- [Job]:
Repeat all of the data precisely.

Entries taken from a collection
** Start **
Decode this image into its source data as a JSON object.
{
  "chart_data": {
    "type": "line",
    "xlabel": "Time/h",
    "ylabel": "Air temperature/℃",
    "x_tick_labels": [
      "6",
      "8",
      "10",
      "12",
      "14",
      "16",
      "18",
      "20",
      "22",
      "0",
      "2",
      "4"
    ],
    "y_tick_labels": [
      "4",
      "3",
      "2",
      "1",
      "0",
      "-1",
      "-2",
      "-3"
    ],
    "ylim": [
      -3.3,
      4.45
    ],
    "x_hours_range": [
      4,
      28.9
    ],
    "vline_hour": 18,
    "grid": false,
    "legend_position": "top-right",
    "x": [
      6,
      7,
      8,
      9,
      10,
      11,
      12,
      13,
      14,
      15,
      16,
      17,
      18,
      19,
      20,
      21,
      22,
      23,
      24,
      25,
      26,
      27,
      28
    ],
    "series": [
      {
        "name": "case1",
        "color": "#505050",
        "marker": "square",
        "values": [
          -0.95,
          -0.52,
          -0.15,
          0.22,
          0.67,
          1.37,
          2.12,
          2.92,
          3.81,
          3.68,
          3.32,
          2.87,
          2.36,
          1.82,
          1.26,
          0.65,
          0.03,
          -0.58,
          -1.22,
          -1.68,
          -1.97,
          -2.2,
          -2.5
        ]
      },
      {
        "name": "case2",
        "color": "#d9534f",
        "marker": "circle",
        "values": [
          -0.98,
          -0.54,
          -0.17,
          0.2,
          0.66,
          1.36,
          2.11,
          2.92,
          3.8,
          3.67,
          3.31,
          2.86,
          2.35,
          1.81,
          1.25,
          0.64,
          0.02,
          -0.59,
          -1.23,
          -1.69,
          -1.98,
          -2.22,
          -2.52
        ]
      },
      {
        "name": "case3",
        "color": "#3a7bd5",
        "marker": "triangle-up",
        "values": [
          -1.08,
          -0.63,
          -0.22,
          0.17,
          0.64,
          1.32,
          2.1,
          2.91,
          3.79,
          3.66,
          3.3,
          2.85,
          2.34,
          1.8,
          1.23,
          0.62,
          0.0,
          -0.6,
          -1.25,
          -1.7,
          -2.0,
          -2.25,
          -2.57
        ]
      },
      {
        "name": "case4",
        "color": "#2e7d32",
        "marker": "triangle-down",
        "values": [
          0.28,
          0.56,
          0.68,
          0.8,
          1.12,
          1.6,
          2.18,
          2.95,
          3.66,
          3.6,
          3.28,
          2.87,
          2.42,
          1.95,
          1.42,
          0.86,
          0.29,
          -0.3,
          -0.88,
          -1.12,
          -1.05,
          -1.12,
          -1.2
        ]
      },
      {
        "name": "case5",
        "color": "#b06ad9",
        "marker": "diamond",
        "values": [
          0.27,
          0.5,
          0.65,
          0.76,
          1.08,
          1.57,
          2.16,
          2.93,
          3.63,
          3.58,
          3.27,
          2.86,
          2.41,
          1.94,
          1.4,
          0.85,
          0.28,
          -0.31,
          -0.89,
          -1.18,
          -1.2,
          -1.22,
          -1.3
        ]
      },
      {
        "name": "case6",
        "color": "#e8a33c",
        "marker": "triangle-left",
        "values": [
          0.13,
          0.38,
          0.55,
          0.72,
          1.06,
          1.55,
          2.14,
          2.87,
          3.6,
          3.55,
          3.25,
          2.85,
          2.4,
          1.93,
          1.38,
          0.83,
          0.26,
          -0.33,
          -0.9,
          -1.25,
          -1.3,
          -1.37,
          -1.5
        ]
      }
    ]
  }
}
** End **
- [Answer]:
Decode this image into its source data as a JSON object.
{
  "chart_data": {
    "type": "line",
    "xlabel": "Time/h",
    "ylabel": "Air temperature/℃",
    "x_tick_labels": [
      "6",
      "8",
      "10",
      "12",
      "14",
      "16",
      "18",
      "20",
      "22",
      "0",
      "2",
      "4"
    ],
    "y_tick_labels": [
      "4",
      "3",
      "2",
      "1",
      "0",
      "-1",
      "-2",
      "-3"
    ],
    "ylim": [
      -3.3,
      4.45
    ],
    "x_hours_range": [
      4,
      28.9
    ],
    "vline_hour": 18,
    "grid": false,
    "legend_position": "top-right",
    "x": [
      6,
      7,
      8,
      9,
      10,
      11,
      12,
      13,
      14,
      15,
      16,
      17,
      18,
      19,
      20,
      21,
      22,
      23,
      24,
      25,
      26,
      27,
      28
    ],
    "series": [
      {
        "name": "case1",
        "color": "#505050",
        "marker": "square",
        "values": [
          -0.95,
          -0.52,
          -0.15,
          0.22,
          0.67,
          1.37,
          2.12,
          2.92,
          3.81,
          3.68,
          3.32,
          2.87,
          2.36,
          1.82,
          1.26,
          0.65,
          0.03,
          -0.58,
          -1.22,
          -1.68,
          -1.97,
          -2.2,
          -2.5
        ]
      },
      {
        "name": "case2",
        "color": "#d9534f",
        "marker": "circle",
        "values": [
          -0.98,
          -0.54,
          -0.17,
          0.2,
          0.66,
          1.36,
          2.11,
          2.92,
          3.8,
          3.67,
          3.31,
          2.86,
          2.35,
          1.81,
          1.25,
          0.64,
          0.02,
          -0.59,
          -1.23,
          -1.69,
          -1.98,
          -2.22,
          -2.52
        ]
      },
      {
        "name": "case3",
        "color": "#3a7bd5",
        "marker": "triangle-up",
        "values": [
          -1.08,
          -0.63,
          -0.22,
          0.17,
          0.64,
          1.32,
          2.1,
          2.91,
          3.79,
          3.66,
          3.3,
          2.85,
          2.34,
          1.8,
          1.23,
          0.62,
          0.0,
          -0.6,
          -1.25,
          -1.7,
          -2.0,
          -2.25,
          -2.57
        ]
      },
      {
        "name": "case4",
        "color": "#2e7d32",
        "marker": "triangle-down",
        "values": [
          0.28,
          0.56,
          0.68,
          0.8,
          1.12,
          1.6,
          2.18,
          2.95,
          3.66,
          3.6,
          3.28,
          2.87,
          2.42,
          1.95,
          1.42,
          0.86,
          0.29,
          -0.3,
          -0.88,
          -1.12,
          -1.05,
          -1.12,
          -1.2
        ]
      },
      {
        "name": "case5",
        "color": "#b06ad9",
        "marker": "diamond",
        "values": [
          0.27,
          0.5,
          0.65,
          0.76,
          1.08,
          1.57,
          2.16,
          2.93,
          3.63,
          3.58,
          3.27,
          2.86,
          2.41,
          1.94,
          1.4,
          0.85,
          0.28,
          -0.31,
          -0.89,
          -1.18,
          -1.2,
          -1.22,
          -1.3
        ]
      },
      {
        "name": "case6",
        "color": "#e8a33c",
        "marker": "triangle-left",
        "values": [
          0.13,
          0.38,
          0.55,
          0.72,
          1.06,
          1.55,
          2.14,
          2.87,
          3.6,
          3.55,
          3.25,
          2.85,
          2.4,
          1.93,
          1.38,
          0.83,
          0.26,
          -0.33,
          -0.9,
          -1.25,
          -1.3,
          -1.37,
          -1.5
        ]
      }
    ]
  }
}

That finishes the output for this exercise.